*Set problem*
Look through the records below, and copy out every line that holds the string "AOML".

Entries from a dataset:

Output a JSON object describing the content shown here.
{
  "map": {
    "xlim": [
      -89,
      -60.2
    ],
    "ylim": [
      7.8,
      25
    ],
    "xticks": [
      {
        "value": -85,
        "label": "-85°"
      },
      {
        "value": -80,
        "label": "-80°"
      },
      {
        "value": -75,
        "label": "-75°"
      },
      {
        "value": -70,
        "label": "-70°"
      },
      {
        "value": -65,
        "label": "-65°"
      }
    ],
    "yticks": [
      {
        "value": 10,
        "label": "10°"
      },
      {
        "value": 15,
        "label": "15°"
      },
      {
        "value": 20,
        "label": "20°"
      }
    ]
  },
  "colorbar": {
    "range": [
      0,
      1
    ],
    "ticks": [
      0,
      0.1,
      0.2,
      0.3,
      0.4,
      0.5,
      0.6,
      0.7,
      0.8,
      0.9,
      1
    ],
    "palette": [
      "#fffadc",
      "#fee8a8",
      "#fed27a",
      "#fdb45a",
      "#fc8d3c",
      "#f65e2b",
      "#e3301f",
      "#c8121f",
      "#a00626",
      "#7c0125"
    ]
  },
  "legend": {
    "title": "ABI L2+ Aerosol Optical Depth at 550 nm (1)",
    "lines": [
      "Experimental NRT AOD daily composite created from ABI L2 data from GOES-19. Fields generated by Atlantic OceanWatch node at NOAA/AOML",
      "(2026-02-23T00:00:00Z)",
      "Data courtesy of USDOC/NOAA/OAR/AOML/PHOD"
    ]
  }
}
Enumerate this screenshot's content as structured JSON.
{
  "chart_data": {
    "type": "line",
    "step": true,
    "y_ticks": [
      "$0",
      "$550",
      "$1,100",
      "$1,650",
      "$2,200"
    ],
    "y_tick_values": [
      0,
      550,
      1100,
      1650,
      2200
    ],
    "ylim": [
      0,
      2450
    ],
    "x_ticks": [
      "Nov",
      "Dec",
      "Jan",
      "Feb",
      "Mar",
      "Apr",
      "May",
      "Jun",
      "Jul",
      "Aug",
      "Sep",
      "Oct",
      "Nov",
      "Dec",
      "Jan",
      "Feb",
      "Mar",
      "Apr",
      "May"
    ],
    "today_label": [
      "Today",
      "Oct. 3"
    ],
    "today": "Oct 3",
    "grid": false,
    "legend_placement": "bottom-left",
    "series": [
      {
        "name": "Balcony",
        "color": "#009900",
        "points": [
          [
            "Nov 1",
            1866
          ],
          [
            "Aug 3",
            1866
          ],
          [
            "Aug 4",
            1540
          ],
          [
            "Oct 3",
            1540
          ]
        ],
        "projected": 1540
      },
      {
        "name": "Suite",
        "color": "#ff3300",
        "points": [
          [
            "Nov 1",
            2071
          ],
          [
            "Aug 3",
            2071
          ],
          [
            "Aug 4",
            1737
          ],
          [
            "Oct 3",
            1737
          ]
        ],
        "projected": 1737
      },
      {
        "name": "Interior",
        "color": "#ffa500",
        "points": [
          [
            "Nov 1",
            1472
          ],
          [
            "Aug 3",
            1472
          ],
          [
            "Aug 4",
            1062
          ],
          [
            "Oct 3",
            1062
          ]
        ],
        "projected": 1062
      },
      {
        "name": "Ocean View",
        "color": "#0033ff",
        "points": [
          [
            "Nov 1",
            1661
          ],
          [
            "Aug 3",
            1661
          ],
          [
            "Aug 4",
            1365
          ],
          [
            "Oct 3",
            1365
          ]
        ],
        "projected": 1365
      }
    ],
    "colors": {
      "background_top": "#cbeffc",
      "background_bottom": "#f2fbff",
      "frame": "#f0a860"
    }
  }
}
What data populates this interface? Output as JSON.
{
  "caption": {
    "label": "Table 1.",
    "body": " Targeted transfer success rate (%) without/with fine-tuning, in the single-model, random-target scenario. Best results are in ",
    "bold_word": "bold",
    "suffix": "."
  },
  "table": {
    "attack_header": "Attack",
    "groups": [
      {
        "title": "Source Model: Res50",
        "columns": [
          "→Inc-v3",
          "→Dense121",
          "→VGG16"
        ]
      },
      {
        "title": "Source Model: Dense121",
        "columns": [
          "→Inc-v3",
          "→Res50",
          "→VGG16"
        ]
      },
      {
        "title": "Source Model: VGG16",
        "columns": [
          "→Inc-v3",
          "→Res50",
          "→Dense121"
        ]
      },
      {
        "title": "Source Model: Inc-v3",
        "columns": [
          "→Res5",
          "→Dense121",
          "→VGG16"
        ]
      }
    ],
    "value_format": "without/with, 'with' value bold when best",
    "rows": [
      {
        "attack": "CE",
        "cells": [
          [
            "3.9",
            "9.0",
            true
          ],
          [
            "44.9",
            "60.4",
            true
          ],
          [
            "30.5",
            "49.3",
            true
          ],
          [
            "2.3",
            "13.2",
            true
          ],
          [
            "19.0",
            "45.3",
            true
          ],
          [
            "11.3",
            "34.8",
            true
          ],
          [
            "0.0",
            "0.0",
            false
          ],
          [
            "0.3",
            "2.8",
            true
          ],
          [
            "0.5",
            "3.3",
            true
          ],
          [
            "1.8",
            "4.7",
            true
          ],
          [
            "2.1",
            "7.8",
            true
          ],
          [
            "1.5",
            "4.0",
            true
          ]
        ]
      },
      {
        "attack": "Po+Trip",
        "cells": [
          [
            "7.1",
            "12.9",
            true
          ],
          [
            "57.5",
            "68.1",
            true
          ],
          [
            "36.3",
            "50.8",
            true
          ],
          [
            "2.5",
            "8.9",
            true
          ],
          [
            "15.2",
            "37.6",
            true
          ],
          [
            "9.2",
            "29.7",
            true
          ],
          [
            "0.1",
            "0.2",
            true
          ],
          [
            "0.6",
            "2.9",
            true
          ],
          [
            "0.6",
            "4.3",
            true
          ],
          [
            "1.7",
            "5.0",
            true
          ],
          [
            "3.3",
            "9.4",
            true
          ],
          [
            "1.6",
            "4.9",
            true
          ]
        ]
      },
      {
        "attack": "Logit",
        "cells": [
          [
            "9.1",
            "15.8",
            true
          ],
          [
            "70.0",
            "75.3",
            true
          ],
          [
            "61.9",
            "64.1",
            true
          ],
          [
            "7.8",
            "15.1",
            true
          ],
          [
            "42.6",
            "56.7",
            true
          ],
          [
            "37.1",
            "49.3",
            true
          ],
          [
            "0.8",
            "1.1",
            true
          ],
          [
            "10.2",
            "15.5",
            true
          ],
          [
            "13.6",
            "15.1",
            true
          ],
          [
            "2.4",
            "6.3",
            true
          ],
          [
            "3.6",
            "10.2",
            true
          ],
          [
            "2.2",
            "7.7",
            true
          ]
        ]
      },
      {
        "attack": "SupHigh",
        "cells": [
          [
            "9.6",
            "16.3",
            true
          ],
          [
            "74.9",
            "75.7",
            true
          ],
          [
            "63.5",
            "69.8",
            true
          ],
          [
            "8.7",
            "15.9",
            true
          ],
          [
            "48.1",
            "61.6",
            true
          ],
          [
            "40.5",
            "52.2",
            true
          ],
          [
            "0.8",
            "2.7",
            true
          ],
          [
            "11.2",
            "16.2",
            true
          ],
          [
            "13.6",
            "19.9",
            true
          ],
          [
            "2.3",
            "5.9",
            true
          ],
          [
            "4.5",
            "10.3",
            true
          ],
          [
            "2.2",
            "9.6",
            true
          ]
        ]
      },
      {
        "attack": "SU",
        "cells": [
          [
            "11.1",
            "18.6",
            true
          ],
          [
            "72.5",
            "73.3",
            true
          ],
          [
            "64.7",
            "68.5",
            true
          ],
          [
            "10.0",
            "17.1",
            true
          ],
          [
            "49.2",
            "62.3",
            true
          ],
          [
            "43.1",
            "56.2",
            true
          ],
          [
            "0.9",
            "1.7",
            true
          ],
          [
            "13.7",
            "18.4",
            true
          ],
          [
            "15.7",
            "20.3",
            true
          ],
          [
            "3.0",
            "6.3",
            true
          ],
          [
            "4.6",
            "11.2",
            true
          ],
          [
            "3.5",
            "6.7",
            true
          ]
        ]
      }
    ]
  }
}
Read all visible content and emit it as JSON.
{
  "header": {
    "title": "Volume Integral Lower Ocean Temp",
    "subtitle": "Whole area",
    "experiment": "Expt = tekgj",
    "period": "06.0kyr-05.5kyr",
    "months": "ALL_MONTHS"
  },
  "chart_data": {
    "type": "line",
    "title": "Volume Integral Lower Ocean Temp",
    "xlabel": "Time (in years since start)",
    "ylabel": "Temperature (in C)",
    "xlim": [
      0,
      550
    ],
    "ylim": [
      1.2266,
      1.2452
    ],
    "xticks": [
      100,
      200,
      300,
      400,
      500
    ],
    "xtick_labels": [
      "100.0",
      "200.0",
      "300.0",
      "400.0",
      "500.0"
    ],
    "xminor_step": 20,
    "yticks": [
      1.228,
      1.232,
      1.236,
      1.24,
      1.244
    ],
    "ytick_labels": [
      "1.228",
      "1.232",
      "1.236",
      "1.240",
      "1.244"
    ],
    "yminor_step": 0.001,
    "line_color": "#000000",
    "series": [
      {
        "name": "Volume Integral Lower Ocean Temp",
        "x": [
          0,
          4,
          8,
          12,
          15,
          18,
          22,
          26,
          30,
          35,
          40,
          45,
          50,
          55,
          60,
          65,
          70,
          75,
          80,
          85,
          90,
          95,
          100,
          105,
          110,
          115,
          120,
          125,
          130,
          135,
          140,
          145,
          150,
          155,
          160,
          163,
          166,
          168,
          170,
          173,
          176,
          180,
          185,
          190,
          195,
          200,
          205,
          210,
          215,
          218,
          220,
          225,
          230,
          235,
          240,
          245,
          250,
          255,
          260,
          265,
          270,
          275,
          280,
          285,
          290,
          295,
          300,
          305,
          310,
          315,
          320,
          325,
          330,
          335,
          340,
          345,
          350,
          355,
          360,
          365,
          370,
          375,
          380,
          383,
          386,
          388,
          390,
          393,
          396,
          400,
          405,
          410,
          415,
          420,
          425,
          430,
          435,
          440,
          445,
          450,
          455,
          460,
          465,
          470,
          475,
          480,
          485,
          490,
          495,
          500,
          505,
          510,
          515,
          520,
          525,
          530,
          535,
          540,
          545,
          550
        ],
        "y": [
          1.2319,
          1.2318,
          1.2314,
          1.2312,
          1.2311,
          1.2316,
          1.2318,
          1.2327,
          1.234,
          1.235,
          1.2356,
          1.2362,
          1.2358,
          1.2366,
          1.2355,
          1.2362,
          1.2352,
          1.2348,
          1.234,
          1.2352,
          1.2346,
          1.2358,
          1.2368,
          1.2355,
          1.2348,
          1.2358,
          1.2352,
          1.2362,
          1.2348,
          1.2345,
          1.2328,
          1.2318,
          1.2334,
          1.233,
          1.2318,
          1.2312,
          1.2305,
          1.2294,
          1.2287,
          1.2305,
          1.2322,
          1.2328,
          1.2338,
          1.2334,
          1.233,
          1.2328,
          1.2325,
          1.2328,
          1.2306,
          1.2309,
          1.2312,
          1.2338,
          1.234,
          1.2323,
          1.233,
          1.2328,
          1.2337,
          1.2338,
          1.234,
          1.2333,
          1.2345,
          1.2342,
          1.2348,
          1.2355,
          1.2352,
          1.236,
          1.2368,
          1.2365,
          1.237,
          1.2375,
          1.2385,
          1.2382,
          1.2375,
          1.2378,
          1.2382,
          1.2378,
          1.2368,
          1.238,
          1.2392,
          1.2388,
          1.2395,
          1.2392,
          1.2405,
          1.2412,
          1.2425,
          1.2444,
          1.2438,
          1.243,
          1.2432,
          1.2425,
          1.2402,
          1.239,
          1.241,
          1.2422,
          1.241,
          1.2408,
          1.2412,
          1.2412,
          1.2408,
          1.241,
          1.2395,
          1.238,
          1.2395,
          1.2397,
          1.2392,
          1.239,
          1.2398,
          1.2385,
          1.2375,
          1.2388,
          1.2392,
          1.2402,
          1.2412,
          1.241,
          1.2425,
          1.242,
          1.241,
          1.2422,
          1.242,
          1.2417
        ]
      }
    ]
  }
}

*Result for this task*
      "Experimental NRT AOD daily composite created from ABI L2 data from GOES-19. Fields generated by Atlantic OceanWatch node at NOAA/AOML",
      "Data courtesy of USDOC/NOAA/OAR/AOML/PHOD"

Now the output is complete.